List each line of the data that holds the string "this".

(Dataset items)

################

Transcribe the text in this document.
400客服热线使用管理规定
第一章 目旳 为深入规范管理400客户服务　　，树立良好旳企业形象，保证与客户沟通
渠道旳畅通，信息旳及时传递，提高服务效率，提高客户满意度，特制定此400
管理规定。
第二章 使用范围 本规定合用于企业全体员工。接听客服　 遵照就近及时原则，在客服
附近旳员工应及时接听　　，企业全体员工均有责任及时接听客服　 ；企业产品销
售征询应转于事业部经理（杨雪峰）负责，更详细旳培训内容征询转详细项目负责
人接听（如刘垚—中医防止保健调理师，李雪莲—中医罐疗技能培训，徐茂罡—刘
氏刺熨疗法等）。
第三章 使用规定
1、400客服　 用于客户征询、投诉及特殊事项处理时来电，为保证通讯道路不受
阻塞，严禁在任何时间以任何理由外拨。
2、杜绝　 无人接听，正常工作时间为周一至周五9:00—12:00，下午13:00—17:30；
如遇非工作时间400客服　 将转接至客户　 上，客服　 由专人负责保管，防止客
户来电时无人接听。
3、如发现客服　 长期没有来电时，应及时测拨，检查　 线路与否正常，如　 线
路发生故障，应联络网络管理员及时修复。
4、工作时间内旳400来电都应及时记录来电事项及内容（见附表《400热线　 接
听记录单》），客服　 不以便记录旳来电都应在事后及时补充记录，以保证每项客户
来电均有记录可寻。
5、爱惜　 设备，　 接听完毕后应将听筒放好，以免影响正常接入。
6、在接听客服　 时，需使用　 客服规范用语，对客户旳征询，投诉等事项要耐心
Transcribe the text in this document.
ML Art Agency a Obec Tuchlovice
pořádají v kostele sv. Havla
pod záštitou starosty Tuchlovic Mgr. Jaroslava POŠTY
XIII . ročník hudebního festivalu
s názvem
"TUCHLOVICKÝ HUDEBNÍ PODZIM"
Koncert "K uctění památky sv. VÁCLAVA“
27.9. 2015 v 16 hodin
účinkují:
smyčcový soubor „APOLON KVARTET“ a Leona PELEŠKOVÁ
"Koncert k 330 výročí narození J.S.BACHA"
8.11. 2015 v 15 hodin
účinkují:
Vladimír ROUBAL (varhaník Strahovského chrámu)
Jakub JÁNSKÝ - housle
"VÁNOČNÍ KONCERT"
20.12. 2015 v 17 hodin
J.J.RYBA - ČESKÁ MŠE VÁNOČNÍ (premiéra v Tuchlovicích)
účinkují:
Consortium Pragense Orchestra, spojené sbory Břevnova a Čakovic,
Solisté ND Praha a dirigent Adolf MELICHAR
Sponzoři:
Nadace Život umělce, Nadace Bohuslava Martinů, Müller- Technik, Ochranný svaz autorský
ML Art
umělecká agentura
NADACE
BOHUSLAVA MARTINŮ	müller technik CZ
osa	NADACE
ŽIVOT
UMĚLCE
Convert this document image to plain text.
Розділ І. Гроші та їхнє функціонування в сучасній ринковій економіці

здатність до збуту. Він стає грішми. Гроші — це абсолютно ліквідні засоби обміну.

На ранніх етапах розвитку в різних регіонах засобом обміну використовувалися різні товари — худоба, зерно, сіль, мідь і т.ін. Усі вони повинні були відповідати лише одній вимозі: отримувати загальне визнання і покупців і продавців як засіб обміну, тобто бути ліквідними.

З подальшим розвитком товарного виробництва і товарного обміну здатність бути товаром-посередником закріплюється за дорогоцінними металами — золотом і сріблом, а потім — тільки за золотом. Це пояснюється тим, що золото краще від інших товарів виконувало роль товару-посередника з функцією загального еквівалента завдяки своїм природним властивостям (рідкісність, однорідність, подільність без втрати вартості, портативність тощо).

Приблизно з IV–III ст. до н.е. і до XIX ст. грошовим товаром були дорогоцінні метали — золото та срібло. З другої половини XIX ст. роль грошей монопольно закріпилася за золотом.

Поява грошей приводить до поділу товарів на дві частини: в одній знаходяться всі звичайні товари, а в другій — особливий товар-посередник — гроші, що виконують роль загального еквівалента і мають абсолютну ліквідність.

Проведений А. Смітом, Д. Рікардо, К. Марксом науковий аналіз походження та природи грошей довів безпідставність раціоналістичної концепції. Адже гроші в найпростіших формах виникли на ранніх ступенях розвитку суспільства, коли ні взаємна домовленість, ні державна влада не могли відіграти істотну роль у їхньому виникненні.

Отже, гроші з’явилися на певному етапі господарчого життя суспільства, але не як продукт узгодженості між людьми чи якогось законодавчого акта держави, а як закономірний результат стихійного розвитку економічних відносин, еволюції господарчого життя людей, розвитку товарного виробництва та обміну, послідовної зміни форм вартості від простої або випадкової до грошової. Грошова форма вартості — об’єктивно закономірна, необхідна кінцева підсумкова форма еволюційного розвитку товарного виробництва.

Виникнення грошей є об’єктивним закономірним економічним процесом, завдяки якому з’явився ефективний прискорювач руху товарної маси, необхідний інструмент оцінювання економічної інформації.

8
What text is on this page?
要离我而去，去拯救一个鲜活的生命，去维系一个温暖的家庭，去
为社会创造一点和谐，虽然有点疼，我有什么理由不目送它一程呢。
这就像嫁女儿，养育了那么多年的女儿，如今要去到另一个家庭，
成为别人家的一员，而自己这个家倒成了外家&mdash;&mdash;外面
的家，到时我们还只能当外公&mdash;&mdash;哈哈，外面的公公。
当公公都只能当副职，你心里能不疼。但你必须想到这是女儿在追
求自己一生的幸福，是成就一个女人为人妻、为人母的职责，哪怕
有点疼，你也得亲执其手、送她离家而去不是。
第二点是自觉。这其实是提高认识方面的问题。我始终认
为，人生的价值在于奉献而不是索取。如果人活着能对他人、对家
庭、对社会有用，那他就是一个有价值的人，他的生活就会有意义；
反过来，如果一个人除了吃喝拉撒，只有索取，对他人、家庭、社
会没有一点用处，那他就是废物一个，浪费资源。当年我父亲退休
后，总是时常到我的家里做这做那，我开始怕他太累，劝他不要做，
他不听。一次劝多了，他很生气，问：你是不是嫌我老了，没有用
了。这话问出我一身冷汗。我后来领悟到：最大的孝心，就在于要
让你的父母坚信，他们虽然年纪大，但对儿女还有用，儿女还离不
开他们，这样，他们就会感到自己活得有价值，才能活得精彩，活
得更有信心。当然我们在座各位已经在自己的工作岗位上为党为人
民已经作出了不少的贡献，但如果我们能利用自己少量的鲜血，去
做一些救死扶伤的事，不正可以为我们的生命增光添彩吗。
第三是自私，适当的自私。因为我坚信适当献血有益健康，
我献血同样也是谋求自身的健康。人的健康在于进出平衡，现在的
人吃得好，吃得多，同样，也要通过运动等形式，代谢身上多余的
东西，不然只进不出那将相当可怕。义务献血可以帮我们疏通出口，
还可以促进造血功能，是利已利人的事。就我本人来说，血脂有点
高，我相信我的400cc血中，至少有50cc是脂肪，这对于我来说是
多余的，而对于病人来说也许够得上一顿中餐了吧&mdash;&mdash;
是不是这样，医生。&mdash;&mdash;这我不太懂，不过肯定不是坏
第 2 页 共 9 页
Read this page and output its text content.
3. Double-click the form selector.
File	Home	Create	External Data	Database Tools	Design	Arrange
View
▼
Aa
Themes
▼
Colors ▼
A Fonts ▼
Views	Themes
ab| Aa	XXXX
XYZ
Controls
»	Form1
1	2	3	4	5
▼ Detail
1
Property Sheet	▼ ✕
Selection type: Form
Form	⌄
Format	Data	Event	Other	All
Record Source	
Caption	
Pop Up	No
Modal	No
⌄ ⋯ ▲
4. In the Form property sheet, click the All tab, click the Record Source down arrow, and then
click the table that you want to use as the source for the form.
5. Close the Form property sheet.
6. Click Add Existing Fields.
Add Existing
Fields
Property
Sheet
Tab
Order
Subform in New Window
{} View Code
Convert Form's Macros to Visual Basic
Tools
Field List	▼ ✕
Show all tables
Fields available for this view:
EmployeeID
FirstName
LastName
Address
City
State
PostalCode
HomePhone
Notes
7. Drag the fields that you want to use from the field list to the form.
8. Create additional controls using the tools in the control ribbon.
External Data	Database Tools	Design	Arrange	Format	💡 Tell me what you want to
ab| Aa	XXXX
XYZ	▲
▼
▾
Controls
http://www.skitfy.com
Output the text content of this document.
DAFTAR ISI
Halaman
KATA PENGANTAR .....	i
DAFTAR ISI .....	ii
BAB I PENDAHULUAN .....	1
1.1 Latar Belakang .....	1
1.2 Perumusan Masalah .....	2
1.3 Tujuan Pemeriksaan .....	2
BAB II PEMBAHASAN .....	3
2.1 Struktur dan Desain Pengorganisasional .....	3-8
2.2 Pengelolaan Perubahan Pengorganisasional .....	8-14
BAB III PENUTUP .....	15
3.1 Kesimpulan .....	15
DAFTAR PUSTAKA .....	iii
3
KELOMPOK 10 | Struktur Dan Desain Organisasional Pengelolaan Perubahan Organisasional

################

**TASK RESULT**
Transcribe the text in this document.
Transcribe the text in this document.
Convert this document image to plain text.
What text is on this page?
Read this page and output its text content.
Fields available for this view:
Output the text content of this document.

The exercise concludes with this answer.